-- Opening Marker --
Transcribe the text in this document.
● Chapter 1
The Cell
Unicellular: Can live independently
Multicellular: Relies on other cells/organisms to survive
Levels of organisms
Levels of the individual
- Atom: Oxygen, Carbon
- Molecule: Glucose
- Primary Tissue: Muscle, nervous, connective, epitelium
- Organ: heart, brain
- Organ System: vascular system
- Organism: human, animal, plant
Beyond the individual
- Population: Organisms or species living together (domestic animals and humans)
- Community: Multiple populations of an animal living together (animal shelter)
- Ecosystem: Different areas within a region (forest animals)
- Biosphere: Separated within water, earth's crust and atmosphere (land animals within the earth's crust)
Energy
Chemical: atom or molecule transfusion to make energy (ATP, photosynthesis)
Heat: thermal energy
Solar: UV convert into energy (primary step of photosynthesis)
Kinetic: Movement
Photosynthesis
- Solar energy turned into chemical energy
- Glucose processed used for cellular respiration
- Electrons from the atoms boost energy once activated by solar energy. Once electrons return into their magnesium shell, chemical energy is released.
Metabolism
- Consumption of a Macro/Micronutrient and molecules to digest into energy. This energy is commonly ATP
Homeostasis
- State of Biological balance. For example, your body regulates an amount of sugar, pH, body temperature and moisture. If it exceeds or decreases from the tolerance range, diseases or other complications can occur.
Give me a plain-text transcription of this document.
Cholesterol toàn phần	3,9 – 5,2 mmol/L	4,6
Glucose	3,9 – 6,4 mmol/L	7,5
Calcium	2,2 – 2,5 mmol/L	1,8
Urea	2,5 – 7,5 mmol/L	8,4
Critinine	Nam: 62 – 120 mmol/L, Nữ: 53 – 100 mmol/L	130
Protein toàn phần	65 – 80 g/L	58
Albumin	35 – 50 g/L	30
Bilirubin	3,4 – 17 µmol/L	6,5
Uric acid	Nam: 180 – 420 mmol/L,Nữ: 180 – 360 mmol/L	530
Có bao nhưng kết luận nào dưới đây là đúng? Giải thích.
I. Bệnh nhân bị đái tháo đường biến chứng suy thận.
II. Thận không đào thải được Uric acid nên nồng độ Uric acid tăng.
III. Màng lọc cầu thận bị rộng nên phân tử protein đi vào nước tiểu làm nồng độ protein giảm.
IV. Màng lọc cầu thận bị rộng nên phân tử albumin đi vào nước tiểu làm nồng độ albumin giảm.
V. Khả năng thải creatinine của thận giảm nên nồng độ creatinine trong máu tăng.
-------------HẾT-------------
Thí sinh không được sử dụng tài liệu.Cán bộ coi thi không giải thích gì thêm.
-- Closing Marker --
Filter the entries down to the lines that hold "phân". Copy those lines.

ANSWER BELOW:
III. Màng lọc cầu thận bị rộng nên phân tử protein đi vào nước tiểu làm nồng độ protein giảm.
IV. Màng lọc cầu thận bị rộng nên phân tử albumin đi vào nước tiểu làm nồng độ albumin giảm.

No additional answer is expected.